(Records from a data source)
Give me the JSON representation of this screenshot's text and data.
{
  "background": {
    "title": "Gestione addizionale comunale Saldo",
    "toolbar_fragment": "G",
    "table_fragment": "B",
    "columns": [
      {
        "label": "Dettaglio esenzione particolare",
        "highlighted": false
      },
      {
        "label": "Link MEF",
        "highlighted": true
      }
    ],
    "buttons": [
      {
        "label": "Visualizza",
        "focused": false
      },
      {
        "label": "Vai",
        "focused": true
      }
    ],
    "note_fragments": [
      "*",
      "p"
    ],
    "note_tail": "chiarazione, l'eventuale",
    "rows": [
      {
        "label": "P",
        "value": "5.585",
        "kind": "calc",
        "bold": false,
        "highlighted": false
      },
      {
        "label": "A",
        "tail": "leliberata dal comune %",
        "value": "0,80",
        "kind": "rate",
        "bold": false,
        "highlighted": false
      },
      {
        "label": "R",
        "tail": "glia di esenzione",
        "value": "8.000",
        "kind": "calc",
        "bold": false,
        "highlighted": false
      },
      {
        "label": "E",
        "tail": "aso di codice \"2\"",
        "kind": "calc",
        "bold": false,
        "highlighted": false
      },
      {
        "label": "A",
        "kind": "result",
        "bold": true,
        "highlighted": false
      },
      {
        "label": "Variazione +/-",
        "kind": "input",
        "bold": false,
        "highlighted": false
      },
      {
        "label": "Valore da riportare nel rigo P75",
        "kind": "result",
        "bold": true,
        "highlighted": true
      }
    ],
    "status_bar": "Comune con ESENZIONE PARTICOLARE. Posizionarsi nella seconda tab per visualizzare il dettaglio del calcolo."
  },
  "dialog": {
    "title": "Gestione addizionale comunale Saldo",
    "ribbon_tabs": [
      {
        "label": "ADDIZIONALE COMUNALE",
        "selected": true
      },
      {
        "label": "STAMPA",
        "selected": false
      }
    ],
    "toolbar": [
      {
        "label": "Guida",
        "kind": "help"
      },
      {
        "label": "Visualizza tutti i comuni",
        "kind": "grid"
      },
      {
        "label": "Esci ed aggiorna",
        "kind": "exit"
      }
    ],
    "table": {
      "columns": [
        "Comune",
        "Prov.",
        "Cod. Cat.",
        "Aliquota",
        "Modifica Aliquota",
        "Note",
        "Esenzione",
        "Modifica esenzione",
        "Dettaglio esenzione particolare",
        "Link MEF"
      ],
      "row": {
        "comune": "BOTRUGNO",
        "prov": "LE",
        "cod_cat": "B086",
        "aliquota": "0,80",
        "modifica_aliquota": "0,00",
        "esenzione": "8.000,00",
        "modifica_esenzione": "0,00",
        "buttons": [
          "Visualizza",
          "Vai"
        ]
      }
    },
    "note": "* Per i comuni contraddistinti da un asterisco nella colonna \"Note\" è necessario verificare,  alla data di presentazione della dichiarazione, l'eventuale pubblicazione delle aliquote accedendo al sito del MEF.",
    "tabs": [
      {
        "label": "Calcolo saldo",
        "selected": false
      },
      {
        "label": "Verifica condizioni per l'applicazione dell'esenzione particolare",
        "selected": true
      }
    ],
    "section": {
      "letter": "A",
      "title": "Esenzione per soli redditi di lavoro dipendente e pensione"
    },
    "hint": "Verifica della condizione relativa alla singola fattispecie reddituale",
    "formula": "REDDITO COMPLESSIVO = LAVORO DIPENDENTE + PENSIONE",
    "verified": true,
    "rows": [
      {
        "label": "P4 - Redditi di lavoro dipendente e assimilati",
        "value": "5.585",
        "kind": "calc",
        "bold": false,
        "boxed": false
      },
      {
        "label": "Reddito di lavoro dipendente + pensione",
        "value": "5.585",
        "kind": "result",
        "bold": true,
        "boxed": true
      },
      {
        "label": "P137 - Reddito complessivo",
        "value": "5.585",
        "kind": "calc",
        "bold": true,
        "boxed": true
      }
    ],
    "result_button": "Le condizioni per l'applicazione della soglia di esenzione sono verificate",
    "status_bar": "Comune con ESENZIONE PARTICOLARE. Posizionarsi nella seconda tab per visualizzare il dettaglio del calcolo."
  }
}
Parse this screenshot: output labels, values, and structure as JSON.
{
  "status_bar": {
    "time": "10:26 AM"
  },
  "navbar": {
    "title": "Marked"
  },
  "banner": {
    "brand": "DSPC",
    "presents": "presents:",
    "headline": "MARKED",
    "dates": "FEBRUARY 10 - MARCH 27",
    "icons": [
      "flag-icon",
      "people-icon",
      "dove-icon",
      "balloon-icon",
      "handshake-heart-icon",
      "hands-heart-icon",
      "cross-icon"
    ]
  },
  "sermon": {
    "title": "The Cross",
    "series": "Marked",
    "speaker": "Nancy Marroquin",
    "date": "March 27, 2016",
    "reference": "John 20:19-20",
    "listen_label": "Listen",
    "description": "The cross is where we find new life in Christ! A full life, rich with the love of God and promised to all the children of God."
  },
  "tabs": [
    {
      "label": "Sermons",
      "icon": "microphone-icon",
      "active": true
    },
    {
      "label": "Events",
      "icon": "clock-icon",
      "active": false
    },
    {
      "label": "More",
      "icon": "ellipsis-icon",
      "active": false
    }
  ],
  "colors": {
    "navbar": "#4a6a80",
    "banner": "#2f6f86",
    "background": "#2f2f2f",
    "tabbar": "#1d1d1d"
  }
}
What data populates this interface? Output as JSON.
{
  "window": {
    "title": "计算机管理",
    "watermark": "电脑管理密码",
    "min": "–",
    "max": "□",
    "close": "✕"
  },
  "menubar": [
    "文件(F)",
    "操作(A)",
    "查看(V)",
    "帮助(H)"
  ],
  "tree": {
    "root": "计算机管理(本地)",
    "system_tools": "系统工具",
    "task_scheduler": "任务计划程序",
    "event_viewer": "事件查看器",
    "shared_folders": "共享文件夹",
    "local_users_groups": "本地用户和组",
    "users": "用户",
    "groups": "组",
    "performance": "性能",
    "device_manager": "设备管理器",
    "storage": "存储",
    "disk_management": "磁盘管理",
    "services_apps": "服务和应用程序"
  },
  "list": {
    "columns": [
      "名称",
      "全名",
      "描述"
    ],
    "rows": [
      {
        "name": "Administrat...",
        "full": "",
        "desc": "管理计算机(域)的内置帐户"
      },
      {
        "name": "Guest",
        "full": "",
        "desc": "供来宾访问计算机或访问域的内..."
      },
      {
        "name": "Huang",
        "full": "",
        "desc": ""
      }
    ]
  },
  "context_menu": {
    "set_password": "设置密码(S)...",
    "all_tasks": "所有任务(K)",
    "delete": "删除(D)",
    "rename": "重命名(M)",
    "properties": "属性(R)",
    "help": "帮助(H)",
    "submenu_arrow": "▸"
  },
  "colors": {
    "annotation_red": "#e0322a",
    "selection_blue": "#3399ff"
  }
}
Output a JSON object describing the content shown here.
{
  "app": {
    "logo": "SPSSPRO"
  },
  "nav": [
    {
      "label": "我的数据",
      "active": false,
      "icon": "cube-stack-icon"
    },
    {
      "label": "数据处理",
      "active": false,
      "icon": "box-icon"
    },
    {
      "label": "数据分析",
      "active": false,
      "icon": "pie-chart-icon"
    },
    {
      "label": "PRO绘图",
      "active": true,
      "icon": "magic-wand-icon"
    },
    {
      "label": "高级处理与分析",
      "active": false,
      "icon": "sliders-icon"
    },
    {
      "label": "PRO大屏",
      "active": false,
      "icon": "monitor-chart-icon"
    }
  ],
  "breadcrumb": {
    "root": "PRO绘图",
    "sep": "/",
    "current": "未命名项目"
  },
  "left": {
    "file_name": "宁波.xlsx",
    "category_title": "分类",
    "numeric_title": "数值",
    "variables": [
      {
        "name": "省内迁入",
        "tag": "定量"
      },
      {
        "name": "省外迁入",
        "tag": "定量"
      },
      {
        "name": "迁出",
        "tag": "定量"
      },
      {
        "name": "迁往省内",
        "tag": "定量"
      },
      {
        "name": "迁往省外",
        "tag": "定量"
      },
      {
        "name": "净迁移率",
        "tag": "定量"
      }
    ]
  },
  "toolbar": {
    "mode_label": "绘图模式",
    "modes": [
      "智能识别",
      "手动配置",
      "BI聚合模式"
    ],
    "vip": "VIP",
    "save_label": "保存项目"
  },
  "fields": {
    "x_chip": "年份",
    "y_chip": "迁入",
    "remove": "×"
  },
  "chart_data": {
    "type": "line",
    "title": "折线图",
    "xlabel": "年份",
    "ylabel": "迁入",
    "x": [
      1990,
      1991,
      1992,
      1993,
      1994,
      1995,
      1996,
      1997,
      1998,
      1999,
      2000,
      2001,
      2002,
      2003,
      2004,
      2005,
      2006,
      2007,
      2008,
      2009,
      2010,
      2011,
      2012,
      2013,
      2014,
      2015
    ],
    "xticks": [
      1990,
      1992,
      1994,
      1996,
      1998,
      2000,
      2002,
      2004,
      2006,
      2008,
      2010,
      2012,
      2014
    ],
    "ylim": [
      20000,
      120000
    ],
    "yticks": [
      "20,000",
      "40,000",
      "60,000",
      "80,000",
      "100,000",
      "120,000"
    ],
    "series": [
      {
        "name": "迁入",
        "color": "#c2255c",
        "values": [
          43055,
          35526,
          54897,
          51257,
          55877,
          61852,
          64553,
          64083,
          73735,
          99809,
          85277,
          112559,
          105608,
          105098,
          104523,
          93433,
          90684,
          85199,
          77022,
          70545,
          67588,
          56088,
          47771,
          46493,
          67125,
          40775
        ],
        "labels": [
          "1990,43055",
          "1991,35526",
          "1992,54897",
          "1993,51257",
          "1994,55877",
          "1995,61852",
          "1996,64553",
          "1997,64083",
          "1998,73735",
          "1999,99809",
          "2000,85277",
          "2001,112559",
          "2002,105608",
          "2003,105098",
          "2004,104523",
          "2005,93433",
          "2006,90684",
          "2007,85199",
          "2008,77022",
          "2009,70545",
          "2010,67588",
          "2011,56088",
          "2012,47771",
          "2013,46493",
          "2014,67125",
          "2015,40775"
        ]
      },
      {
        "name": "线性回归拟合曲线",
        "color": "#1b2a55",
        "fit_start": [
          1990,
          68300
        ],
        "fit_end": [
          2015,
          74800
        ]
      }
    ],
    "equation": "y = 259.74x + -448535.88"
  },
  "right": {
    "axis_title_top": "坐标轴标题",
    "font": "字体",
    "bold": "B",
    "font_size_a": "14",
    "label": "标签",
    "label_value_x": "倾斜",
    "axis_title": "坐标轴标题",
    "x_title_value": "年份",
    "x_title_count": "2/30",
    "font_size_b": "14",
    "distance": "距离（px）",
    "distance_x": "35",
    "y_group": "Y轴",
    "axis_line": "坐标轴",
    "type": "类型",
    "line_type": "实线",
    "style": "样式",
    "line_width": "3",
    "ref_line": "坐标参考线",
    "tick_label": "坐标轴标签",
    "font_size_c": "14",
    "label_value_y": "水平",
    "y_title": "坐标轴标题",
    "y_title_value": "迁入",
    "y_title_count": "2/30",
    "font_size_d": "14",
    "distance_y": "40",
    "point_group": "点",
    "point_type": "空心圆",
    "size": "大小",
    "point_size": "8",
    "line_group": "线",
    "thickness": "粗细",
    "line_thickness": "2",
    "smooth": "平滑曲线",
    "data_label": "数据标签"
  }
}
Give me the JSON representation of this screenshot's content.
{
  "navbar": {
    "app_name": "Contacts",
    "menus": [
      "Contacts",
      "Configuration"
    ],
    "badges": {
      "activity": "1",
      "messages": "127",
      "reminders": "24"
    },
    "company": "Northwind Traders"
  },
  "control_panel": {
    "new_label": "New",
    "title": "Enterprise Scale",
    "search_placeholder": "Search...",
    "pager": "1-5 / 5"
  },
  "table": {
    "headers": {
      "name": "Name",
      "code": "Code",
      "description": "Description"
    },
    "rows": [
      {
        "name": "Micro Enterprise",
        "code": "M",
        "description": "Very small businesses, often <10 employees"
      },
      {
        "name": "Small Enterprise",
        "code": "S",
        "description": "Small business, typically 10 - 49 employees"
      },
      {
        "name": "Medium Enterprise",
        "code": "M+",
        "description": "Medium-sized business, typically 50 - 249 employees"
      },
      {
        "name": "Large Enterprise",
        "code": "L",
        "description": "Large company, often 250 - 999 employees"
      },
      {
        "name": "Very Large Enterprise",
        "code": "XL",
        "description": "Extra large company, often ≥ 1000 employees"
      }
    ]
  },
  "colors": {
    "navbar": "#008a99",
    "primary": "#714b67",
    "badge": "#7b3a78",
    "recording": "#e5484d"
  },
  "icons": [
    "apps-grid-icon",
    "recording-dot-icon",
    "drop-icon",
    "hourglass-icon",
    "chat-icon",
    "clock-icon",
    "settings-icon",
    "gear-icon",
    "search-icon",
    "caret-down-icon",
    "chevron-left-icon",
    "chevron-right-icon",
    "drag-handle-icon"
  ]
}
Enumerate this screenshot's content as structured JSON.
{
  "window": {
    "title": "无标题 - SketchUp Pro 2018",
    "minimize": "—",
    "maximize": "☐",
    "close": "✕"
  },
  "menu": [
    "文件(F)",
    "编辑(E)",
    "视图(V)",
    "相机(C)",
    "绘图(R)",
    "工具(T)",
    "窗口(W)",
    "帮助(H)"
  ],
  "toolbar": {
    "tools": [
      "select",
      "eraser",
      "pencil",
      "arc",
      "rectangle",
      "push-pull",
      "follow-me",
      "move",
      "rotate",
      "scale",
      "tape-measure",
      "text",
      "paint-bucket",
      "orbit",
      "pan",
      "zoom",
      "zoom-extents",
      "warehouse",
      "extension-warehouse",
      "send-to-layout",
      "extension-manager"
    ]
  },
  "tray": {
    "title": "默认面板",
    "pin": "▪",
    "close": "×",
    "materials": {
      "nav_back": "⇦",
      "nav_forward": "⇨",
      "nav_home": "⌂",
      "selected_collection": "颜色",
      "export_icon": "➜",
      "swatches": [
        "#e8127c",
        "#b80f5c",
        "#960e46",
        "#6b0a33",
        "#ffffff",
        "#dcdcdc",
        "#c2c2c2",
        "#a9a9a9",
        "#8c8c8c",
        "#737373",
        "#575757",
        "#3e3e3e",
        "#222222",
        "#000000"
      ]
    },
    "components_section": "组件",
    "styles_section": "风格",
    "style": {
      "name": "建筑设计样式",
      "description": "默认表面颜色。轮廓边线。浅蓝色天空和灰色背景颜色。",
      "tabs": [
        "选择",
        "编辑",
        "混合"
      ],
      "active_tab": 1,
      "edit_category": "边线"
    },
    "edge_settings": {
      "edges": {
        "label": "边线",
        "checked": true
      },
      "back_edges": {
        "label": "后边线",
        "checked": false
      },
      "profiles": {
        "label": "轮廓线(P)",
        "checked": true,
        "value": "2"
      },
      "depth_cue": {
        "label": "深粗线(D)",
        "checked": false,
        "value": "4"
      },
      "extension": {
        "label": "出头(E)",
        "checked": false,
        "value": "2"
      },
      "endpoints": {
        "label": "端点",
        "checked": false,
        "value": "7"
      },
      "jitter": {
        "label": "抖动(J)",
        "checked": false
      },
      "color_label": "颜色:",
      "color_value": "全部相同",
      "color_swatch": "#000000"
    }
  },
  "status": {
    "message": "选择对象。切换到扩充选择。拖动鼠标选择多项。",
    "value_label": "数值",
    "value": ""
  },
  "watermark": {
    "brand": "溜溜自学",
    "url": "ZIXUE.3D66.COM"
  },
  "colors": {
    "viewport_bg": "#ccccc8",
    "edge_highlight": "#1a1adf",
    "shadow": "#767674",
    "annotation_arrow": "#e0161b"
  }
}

• _WRITTEN INSTRUCTION_
Filter the entries and copy out every line with the word "employees".

• _EXERCISE ANSWER_
        "description": "Very small businesses, often <10 employees"
        "description": "Small business, typically 10 - 49 employees"
        "description": "Medium-sized business, typically 50 - 249 employees"
        "description": "Large company, often 250 - 999 employees"
        "description": "Extra large company, often ≥ 1000 employees"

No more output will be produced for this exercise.